**Instructions to follow**
Reproduce the following data line for line, without changing anything.

**Data lines**
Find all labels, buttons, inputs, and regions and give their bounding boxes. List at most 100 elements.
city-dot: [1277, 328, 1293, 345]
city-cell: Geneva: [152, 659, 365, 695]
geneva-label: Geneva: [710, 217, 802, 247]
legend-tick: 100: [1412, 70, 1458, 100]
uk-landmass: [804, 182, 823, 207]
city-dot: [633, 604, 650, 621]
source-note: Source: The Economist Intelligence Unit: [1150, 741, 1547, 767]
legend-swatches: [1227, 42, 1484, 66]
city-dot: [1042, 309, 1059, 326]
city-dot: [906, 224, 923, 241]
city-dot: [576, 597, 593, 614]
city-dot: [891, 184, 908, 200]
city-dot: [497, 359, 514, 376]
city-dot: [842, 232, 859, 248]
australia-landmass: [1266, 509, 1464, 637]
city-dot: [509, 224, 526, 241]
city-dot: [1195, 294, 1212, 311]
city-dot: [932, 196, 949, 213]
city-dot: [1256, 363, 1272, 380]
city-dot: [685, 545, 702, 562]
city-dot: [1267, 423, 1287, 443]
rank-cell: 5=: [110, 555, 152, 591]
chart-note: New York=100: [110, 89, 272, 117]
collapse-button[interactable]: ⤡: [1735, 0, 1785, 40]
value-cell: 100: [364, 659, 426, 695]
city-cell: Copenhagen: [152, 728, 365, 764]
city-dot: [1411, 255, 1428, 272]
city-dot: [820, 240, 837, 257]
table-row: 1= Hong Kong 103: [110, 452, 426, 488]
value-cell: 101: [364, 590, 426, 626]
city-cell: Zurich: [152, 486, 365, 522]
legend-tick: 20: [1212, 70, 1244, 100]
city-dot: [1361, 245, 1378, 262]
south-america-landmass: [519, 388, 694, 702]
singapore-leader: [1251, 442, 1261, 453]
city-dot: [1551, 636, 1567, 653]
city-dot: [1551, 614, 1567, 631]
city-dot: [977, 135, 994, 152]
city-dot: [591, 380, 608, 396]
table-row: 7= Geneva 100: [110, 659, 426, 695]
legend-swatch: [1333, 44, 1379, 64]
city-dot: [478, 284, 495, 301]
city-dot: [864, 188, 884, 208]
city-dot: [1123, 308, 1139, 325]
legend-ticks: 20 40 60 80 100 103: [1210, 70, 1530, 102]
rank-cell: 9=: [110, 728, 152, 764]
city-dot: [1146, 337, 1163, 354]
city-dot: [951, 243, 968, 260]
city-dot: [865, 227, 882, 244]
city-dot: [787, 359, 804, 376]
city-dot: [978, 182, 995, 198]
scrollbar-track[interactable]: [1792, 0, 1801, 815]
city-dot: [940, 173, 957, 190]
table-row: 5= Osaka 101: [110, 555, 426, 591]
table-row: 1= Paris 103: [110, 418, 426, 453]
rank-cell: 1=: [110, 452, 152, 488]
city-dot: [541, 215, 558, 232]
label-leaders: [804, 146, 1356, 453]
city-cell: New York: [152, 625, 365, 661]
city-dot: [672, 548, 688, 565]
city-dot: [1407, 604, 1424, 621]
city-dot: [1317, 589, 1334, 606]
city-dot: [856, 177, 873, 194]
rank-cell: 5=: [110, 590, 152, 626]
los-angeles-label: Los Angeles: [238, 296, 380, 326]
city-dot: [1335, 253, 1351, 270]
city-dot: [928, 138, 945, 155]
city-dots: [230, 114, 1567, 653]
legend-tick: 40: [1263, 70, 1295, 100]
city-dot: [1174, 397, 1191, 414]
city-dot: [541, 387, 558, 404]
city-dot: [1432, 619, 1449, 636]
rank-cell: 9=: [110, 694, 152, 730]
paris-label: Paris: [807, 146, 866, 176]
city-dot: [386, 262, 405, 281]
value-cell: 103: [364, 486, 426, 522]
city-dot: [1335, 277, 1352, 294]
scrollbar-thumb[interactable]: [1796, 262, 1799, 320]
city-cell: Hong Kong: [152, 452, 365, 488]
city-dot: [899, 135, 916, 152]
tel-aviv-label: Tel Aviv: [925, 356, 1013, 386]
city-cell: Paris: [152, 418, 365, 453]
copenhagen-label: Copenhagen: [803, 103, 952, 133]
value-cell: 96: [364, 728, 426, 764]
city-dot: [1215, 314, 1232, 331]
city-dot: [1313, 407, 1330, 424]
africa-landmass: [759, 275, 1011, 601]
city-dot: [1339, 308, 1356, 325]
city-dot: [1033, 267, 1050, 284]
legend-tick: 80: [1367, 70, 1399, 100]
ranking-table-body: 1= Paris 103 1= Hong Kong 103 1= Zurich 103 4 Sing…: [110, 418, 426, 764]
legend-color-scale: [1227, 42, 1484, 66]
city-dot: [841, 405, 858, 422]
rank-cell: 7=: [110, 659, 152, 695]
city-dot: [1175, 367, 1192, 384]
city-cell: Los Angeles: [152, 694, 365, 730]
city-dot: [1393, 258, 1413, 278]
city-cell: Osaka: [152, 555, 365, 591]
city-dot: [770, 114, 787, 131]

**Complete answer**
Find all labels, buttons, inputs, and regions and give their bounding boxes. List at most 100 elements.
city-dot: [1277, 328, 1293, 345]
city-cell: Geneva: [152, 659, 365, 695]
geneva-label: Geneva: [710, 217, 802, 247]
legend-tick: 100: [1412, 70, 1458, 100]
uk-landmass: [804, 182, 823, 207]
city-dot: [633, 604, 650, 621]
source-note: Source: The Economist Intelligence Unit: [1150, 741, 1547, 767]
legend-swatches: [1227, 42, 1484, 66]
city-dot: [1042, 309, 1059, 326]
city-dot: [906, 224, 923, 241]
city-dot: [576, 597, 593, 614]
city-dot: [891, 184, 908, 200]
city-dot: [497, 359, 514, 376]
city-dot: [842, 232, 859, 248]
australia-landmass: [1266, 509, 1464, 637]
city-dot: [509, 224, 526, 241]
city-dot: [1195, 294, 1212, 311]
city-dot: [932, 196, 949, 213]
city-dot: [1256, 363, 1272, 380]
city-dot: [685, 545, 702, 562]
city-dot: [1267, 423, 1287, 443]
rank-cell: 5=: [110, 555, 152, 591]
chart-note: New York=100: [110, 89, 272, 117]
collapse-button[interactable]: ⤡: [1735, 0, 1785, 40]
value-cell: 100: [364, 659, 426, 695]
city-cell: Copenhagen: [152, 728, 365, 764]
city-dot: [1411, 255, 1428, 272]
city-dot: [820, 240, 837, 257]
table-row: 1= Hong Kong 103: [110, 452, 426, 488]
value-cell: 101: [364, 590, 426, 626]
city-cell: Zurich: [152, 486, 365, 522]
legend-tick: 20: [1212, 70, 1244, 100]
city-dot: [1361, 245, 1378, 262]
south-america-landmass: [519, 388, 694, 702]
singapore-leader: [1251, 442, 1261, 453]
city-dot: [1551, 636, 1567, 653]
city-dot: [1551, 614, 1567, 631]
city-dot: [977, 135, 994, 152]
city-dot: [591, 380, 608, 396]
table-row: 7= Geneva 100: [110, 659, 426, 695]
legend-swatch: [1333, 44, 1379, 64]
city-dot: [478, 284, 495, 301]
city-dot: [864, 188, 884, 208]
city-dot: [1123, 308, 1139, 325]
legend-ticks: 20 40 60 80 100 103: [1210, 70, 1530, 102]
rank-cell: 9=: [110, 728, 152, 764]
city-dot: [1146, 337, 1163, 354]
city-dot: [951, 243, 968, 260]
city-dot: [865, 227, 882, 244]
city-dot: [787, 359, 804, 376]
city-dot: [978, 182, 995, 198]
scrollbar-track[interactable]: [1792, 0, 1801, 815]
city-dot: [940, 173, 957, 190]
table-row: 5= Osaka 101: [110, 555, 426, 591]
table-row: 1= Paris 103: [110, 418, 426, 453]
rank-cell: 1=: [110, 452, 152, 488]
city-dot: [541, 215, 558, 232]
label-leaders: [804, 146, 1356, 453]
city-cell: New York: [152, 625, 365, 661]
city-dot: [672, 548, 688, 565]
city-dot: [1407, 604, 1424, 621]
city-dot: [1317, 589, 1334, 606]
city-dot: [856, 177, 873, 194]
rank-cell: 5=: [110, 590, 152, 626]
los-angeles-label: Los Angeles: [238, 296, 380, 326]
city-dot: [1335, 253, 1351, 270]
city-dot: [928, 138, 945, 155]
city-dots: [230, 114, 1567, 653]
legend-tick: 40: [1263, 70, 1295, 100]
city-dot: [1174, 397, 1191, 414]
city-dot: [541, 387, 558, 404]
city-dot: [1432, 619, 1449, 636]
rank-cell: 9=: [110, 694, 152, 730]
paris-label: Paris: [807, 146, 866, 176]
city-dot: [386, 262, 405, 281]
value-cell: 103: [364, 486, 426, 522]
city-dot: [1335, 277, 1352, 294]
scrollbar-thumb[interactable]: [1796, 262, 1799, 320]
city-cell: Hong Kong: [152, 452, 365, 488]
city-dot: [899, 135, 916, 152]
tel-aviv-label: Tel Aviv: [925, 356, 1013, 386]
city-cell: Paris: [152, 418, 365, 453]
copenhagen-label: Copenhagen: [803, 103, 952, 133]
value-cell: 96: [364, 728, 426, 764]
city-dot: [1215, 314, 1232, 331]
city-dot: [1313, 407, 1330, 424]
africa-landmass: [759, 275, 1011, 601]
city-dot: [1339, 308, 1356, 325]
city-dot: [1033, 267, 1050, 284]
legend-tick: 80: [1367, 70, 1399, 100]
ranking-table-body: 1= Paris 103 1= Hong Kong 103 1= Zurich 103 4 Sing…: [110, 418, 426, 764]
legend-color-scale: [1227, 42, 1484, 66]
city-dot: [841, 405, 858, 422]
rank-cell: 7=: [110, 659, 152, 695]
city-dot: [1175, 367, 1192, 384]
city-cell: Los Angeles: [152, 694, 365, 730]
city-dot: [1393, 258, 1413, 278]
city-cell: Osaka: [152, 555, 365, 591]
city-dot: [770, 114, 787, 131]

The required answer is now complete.